What this task involves:
Restate the data exactly as given and keep the pictures out.

Entries:

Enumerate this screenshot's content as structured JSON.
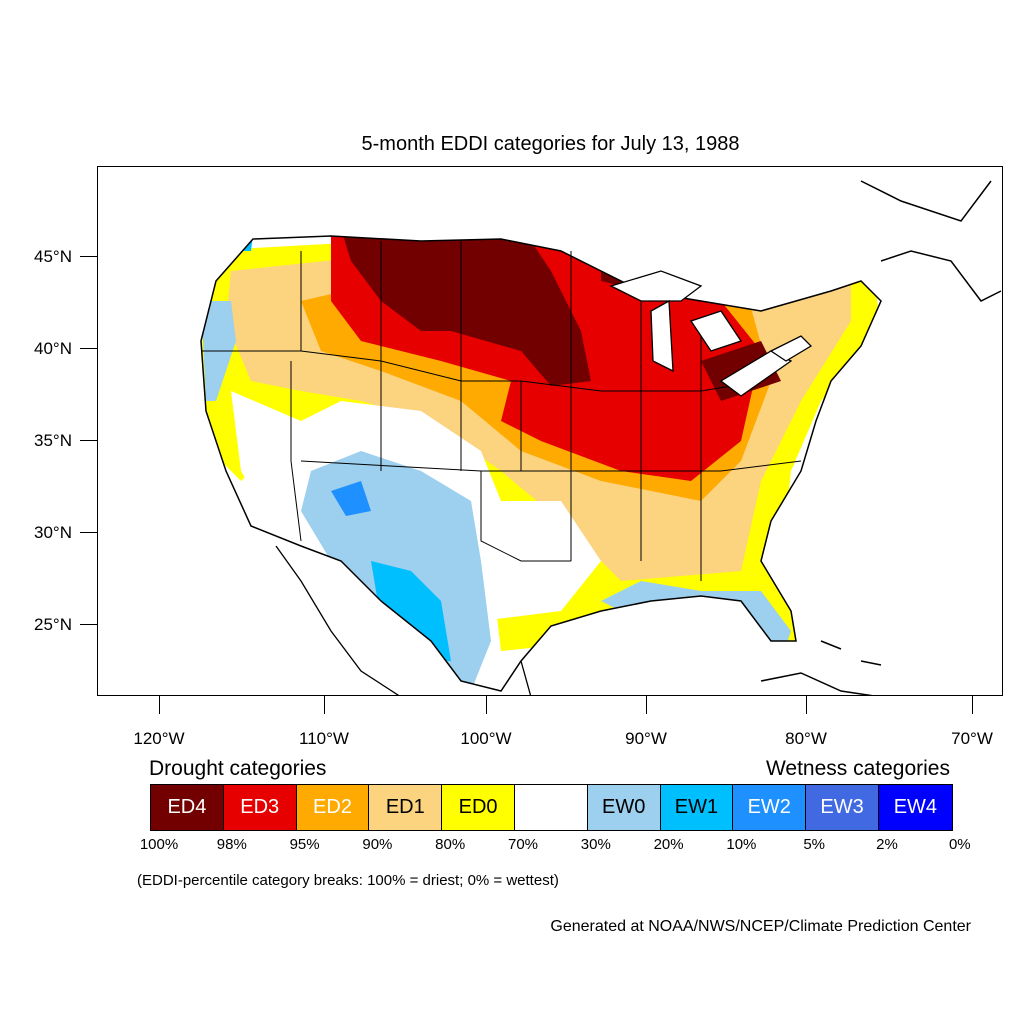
{
  "title": "5-month EDDI categories for July 13, 1988",
  "map": {
    "lat_labels": [
      "45°N",
      "40°N",
      "35°N",
      "30°N",
      "25°N"
    ],
    "lon_labels": [
      "120°W",
      "110°W",
      "100°W",
      "90°W",
      "80°W",
      "70°W"
    ],
    "region": "Contiguous United States"
  },
  "legend": {
    "drought_heading": "Drought categories",
    "wetness_heading": "Wetness categories",
    "categories": [
      {
        "label": "ED4",
        "color": "#730000",
        "text_color": "#ffffff"
      },
      {
        "label": "ED3",
        "color": "#e60000",
        "text_color": "#ffffff"
      },
      {
        "label": "ED2",
        "color": "#ffaa00",
        "text_color": "#ffffff"
      },
      {
        "label": "ED1",
        "color": "#fcd37f",
        "text_color": "#000000"
      },
      {
        "label": "ED0",
        "color": "#ffff00",
        "text_color": "#000000"
      },
      {
        "label": "",
        "color": "#ffffff",
        "text_color": "#000000"
      },
      {
        "label": "EW0",
        "color": "#9dcfee",
        "text_color": "#000000"
      },
      {
        "label": "EW1",
        "color": "#00bfff",
        "text_color": "#000000"
      },
      {
        "label": "EW2",
        "color": "#1e90ff",
        "text_color": "#ffffff"
      },
      {
        "label": "EW3",
        "color": "#4169e1",
        "text_color": "#ffffff"
      },
      {
        "label": "EW4",
        "color": "#0000ff",
        "text_color": "#ffffff"
      }
    ],
    "breaks": [
      "100%",
      "98%",
      "95%",
      "90%",
      "80%",
      "70%",
      "30%",
      "20%",
      "10%",
      "5%",
      "2%",
      "0%"
    ]
  },
  "note": "(EDDI-percentile category breaks: 100% = driest; 0% = wettest)",
  "credit": "Generated at NOAA/NWS/NCEP/Climate Prediction Center"
}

Finished task:
Enumerate this screenshot's content as structured JSON.
{
  "title": "5-month EDDI categories for July 13, 1988",
  "map": {
    "lat_labels": [
      "45°N",
      "40°N",
      "35°N",
      "30°N",
      "25°N"
    ],
    "lon_labels": [
      "120°W",
      "110°W",
      "100°W",
      "90°W",
      "80°W",
      "70°W"
    ],
    "region": "Contiguous United States"
  },
  "legend": {
    "drought_heading": "Drought categories",
    "wetness_heading": "Wetness categories",
    "categories": [
      {
        "label": "ED4",
        "color": "#730000",
        "text_color": "#ffffff"
      },
      {
        "label": "ED3",
        "color": "#e60000",
        "text_color": "#ffffff"
      },
      {
        "label": "ED2",
        "color": "#ffaa00",
        "text_color": "#ffffff"
      },
      {
        "label": "ED1",
        "color": "#fcd37f",
        "text_color": "#000000"
      },
      {
        "label": "ED0",
        "color": "#ffff00",
        "text_color": "#000000"
      },
      {
        "label": "",
        "color": "#ffffff",
        "text_color": "#000000"
      },
      {
        "label": "EW0",
        "color": "#9dcfee",
        "text_color": "#000000"
      },
      {
        "label": "EW1",
        "color": "#00bfff",
        "text_color": "#000000"
      },
      {
        "label": "EW2",
        "color": "#1e90ff",
        "text_color": "#ffffff"
      },
      {
        "label": "EW3",
        "color": "#4169e1",
        "text_color": "#ffffff"
      },
      {
        "label": "EW4",
        "color": "#0000ff",
        "text_color": "#ffffff"
      }
    ],
    "breaks": [
      "100%",
      "98%",
      "95%",
      "90%",
      "80%",
      "70%",
      "30%",
      "20%",
      "10%",
      "5%",
      "2%",
      "0%"
    ]
  },
  "note": "(EDDI-percentile category breaks: 100% = driest; 0% = wettest)",
  "credit": "Generated at NOAA/NWS/NCEP/Climate Prediction Center"
}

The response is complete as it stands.